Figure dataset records
------------------------------------------------------------------------

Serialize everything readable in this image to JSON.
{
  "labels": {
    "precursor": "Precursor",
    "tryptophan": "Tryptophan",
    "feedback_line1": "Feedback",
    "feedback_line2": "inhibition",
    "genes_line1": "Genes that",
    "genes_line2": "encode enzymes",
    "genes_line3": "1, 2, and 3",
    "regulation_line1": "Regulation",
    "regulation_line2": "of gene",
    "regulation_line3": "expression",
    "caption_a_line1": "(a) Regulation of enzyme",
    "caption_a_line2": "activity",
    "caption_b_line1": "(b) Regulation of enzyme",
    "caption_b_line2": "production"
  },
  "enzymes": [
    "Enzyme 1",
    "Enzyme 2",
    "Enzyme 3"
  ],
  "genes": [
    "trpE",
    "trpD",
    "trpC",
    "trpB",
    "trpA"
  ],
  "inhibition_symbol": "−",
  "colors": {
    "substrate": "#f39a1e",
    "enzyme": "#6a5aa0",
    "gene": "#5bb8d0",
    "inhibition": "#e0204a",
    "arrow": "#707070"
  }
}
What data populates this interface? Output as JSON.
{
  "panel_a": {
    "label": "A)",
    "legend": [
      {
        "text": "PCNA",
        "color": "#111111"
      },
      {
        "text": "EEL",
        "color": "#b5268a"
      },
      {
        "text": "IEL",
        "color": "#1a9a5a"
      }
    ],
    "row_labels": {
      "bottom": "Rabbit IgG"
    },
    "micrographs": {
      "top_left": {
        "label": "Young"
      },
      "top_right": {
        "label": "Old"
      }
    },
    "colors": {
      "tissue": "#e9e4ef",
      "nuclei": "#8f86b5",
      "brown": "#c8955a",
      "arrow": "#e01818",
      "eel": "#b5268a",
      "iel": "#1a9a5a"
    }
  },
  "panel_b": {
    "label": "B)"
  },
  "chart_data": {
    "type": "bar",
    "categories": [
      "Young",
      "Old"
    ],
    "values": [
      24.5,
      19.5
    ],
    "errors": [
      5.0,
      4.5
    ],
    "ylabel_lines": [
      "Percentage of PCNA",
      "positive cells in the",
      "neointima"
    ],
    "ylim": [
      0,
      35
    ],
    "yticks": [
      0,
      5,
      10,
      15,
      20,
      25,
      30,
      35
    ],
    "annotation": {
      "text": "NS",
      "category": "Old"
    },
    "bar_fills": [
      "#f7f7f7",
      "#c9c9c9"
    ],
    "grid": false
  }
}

------------------------------------------------------------------------

Reproduce the data exactly, character for character.

• _Answer space_:
Serialize everything readable in this image to JSON.
{
  "labels": {
    "precursor": "Precursor",
    "tryptophan": "Tryptophan",
    "feedback_line1": "Feedback",
    "feedback_line2": "inhibition",
    "genes_line1": "Genes that",
    "genes_line2": "encode enzymes",
    "genes_line3": "1, 2, and 3",
    "regulation_line1": "Regulation",
    "regulation_line2": "of gene",
    "regulation_line3": "expression",
    "caption_a_line1": "(a) Regulation of enzyme",
    "caption_a_line2": "activity",
    "caption_b_line1": "(b) Regulation of enzyme",
    "caption_b_line2": "production"
  },
  "enzymes": [
    "Enzyme 1",
    "Enzyme 2",
    "Enzyme 3"
  ],
  "genes": [
    "trpE",
    "trpD",
    "trpC",
    "trpB",
    "trpA"
  ],
  "inhibition_symbol": "−",
  "colors": {
    "substrate": "#f39a1e",
    "enzyme": "#6a5aa0",
    "gene": "#5bb8d0",
    "inhibition": "#e0204a",
    "arrow": "#707070"
  }
}
What data populates this interface? Output as JSON.
{
  "panel_a": {
    "label": "A)",
    "legend": [
      {
        "text": "PCNA",
        "color": "#111111"
      },
      {
        "text": "EEL",
        "color": "#b5268a"
      },
      {
        "text": "IEL",
        "color": "#1a9a5a"
      }
    ],
    "row_labels": {
      "bottom": "Rabbit IgG"
    },
    "micrographs": {
      "top_left": {
        "label": "Young"
      },
      "top_right": {
        "label": "Old"
      }
    },
    "colors": {
      "tissue": "#e9e4ef",
      "nuclei": "#8f86b5",
      "brown": "#c8955a",
      "arrow": "#e01818",
      "eel": "#b5268a",
      "iel": "#1a9a5a"
    }
  },
  "panel_b": {
    "label": "B)"
  },
  "chart_data": {
    "type": "bar",
    "categories": [
      "Young",
      "Old"
    ],
    "values": [
      24.5,
      19.5
    ],
    "errors": [
      5.0,
      4.5
    ],
    "ylabel_lines": [
      "Percentage of PCNA",
      "positive cells in the",
      "neointima"
    ],
    "ylim": [
      0,
      35
    ],
    "yticks": [
      0,
      5,
      10,
      15,
      20,
      25,
      30,
      35
    ],
    "annotation": {
      "text": "NS",
      "category": "Old"
    },
    "bar_fills": [
      "#f7f7f7",
      "#c9c9c9"
    ],
    "grid": false
  }
}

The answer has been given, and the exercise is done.